### The task
Copy out lines with the word "object" from the material that follows.

+ + + +

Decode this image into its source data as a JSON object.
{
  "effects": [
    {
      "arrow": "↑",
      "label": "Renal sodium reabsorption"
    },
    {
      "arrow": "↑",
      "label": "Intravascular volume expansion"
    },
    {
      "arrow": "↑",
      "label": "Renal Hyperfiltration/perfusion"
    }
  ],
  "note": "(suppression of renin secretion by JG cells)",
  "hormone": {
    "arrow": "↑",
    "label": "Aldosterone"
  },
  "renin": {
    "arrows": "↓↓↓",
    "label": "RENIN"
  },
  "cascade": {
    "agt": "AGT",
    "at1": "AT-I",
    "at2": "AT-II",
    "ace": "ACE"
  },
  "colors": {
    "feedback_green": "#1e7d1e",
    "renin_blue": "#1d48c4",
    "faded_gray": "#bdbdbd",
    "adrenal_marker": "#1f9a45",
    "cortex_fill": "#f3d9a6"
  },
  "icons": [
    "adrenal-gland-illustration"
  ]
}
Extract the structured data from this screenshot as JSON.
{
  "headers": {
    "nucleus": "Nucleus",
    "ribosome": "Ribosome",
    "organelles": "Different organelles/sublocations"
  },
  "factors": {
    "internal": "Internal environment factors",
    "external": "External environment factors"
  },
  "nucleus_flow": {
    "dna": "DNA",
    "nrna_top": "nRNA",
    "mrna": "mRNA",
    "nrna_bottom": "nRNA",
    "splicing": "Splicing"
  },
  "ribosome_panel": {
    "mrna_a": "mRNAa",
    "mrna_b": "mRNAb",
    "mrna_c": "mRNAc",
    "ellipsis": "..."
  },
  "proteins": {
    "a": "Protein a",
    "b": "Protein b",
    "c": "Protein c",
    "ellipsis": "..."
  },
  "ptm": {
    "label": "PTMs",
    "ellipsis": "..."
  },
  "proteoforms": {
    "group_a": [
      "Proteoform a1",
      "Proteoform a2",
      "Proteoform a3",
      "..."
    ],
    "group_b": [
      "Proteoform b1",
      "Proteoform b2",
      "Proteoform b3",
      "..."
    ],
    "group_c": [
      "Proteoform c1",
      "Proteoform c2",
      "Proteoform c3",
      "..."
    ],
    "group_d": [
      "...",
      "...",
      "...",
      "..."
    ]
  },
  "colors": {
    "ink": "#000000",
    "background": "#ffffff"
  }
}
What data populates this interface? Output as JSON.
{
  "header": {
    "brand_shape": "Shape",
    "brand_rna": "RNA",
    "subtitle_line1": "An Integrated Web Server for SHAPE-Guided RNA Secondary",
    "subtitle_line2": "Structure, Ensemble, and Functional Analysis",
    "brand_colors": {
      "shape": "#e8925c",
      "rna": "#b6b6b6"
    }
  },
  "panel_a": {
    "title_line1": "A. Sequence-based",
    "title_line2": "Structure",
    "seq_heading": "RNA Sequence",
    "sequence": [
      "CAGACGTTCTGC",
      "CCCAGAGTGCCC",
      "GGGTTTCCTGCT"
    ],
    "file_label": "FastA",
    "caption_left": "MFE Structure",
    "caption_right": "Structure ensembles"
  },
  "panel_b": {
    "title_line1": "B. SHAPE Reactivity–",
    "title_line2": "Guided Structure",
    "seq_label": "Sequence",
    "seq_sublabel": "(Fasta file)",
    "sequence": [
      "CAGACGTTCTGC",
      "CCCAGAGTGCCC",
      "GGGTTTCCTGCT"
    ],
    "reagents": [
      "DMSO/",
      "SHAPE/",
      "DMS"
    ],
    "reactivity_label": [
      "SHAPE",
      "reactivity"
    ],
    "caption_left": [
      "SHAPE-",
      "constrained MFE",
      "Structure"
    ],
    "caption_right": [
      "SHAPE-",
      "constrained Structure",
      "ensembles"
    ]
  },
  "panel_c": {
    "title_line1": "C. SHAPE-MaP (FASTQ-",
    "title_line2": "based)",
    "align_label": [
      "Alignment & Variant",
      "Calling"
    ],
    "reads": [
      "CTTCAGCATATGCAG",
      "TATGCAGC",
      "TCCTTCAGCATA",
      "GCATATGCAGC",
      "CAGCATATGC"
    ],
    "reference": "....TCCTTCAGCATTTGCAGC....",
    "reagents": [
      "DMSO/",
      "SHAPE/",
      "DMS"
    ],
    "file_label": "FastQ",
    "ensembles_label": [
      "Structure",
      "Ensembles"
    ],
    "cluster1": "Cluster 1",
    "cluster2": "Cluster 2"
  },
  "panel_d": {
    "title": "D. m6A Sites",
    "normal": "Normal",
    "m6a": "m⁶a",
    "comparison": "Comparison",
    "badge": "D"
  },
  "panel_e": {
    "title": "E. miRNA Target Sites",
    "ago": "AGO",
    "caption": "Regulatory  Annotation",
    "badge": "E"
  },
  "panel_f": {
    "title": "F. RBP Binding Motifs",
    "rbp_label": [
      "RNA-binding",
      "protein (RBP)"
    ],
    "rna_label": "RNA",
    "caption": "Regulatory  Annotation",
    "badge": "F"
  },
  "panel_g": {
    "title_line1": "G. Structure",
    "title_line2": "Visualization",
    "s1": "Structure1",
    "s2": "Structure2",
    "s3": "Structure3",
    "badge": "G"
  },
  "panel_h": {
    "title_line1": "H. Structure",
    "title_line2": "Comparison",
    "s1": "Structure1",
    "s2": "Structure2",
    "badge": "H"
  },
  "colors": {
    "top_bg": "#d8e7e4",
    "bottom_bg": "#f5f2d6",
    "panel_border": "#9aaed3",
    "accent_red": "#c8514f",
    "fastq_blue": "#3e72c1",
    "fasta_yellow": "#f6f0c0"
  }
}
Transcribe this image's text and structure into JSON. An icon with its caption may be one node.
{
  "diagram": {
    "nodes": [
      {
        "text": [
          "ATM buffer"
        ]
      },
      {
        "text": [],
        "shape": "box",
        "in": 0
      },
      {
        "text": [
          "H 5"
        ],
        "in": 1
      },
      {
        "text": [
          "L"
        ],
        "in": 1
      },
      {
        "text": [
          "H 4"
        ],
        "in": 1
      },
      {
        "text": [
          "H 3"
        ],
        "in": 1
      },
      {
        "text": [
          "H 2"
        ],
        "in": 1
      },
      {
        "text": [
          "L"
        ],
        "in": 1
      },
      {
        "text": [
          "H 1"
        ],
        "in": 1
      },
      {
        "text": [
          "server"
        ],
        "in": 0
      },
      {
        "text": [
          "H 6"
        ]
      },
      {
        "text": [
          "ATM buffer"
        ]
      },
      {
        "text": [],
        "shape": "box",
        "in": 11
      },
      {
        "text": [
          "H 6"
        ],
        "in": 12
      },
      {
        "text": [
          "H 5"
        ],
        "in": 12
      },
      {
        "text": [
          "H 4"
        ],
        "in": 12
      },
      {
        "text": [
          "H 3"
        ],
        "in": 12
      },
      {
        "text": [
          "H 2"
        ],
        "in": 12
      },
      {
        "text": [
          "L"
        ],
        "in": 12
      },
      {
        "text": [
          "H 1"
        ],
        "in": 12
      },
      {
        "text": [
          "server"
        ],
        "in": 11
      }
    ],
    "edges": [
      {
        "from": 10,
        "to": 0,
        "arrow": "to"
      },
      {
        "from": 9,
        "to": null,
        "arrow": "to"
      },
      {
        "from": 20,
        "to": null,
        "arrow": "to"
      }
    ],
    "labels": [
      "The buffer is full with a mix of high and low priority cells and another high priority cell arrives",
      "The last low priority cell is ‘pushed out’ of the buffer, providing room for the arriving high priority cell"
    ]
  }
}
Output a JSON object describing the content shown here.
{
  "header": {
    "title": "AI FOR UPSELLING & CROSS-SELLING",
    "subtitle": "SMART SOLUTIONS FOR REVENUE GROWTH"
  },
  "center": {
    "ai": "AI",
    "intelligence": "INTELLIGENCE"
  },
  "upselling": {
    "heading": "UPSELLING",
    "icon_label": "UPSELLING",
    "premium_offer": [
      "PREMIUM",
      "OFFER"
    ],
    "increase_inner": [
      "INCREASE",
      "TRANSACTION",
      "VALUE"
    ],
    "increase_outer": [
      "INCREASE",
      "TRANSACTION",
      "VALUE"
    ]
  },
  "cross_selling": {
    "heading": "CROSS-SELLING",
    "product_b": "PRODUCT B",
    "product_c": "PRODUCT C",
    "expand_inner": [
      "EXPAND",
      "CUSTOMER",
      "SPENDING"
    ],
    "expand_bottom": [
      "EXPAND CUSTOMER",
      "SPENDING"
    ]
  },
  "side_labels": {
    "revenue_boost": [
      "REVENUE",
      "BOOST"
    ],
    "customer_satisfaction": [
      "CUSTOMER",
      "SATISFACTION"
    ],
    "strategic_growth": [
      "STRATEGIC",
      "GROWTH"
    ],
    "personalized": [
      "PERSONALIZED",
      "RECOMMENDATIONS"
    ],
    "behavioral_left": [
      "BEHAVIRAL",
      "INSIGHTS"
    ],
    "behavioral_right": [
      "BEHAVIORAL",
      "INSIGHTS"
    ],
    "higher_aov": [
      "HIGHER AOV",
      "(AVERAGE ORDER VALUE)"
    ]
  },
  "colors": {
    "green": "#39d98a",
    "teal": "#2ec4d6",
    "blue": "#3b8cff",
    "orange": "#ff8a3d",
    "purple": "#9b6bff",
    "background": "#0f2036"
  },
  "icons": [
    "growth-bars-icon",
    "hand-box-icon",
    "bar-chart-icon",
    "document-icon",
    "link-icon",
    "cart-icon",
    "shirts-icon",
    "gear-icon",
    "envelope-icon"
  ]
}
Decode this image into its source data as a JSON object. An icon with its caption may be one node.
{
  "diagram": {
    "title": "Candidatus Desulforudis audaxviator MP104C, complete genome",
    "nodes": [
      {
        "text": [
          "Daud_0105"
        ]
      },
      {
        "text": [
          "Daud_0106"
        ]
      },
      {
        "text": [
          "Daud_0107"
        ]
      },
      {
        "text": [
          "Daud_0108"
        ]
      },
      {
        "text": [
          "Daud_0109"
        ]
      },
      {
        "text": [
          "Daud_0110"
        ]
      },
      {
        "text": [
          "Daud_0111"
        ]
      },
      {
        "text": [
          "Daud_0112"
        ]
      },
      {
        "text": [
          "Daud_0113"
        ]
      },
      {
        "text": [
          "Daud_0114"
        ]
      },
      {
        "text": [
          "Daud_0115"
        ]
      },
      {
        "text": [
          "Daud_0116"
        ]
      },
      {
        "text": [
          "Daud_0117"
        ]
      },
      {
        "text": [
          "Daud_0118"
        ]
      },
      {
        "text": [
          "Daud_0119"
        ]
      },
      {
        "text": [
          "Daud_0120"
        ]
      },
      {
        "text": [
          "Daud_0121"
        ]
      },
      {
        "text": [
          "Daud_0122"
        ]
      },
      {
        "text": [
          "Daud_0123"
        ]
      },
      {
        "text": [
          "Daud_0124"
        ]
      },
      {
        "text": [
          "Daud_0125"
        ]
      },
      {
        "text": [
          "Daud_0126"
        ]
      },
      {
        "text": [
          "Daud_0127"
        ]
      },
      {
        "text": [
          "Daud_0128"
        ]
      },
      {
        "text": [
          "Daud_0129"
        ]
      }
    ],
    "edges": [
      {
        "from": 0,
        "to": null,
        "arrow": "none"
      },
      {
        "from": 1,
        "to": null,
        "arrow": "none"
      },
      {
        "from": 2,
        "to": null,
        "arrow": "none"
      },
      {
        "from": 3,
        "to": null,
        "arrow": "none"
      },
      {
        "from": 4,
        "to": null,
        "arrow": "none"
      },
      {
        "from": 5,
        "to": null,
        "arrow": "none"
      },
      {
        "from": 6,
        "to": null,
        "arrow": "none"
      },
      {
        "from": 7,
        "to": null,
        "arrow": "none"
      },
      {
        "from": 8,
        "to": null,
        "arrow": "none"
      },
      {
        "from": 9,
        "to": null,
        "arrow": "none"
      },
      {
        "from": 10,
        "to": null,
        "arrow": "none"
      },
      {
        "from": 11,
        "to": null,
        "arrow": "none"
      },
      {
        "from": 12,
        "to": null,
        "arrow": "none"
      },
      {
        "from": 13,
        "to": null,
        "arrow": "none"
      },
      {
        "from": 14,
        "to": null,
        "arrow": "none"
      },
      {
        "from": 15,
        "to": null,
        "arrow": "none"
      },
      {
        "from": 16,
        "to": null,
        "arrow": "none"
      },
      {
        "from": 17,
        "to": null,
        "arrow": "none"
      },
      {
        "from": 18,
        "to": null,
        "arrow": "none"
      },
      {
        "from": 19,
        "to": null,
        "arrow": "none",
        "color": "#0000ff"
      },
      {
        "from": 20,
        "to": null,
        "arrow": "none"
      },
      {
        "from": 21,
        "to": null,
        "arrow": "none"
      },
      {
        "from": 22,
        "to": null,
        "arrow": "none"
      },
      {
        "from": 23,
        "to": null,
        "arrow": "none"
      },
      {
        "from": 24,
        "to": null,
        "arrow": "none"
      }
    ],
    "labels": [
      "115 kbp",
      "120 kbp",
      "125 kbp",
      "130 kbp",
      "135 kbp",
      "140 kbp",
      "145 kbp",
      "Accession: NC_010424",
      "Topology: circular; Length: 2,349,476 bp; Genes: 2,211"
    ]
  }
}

+ + + +

### Exercise result
Decode this image into its source data as a JSON object.
Output a JSON object describing the content shown here.
Decode this image into its source data as a JSON object. An icon with its caption may be one node.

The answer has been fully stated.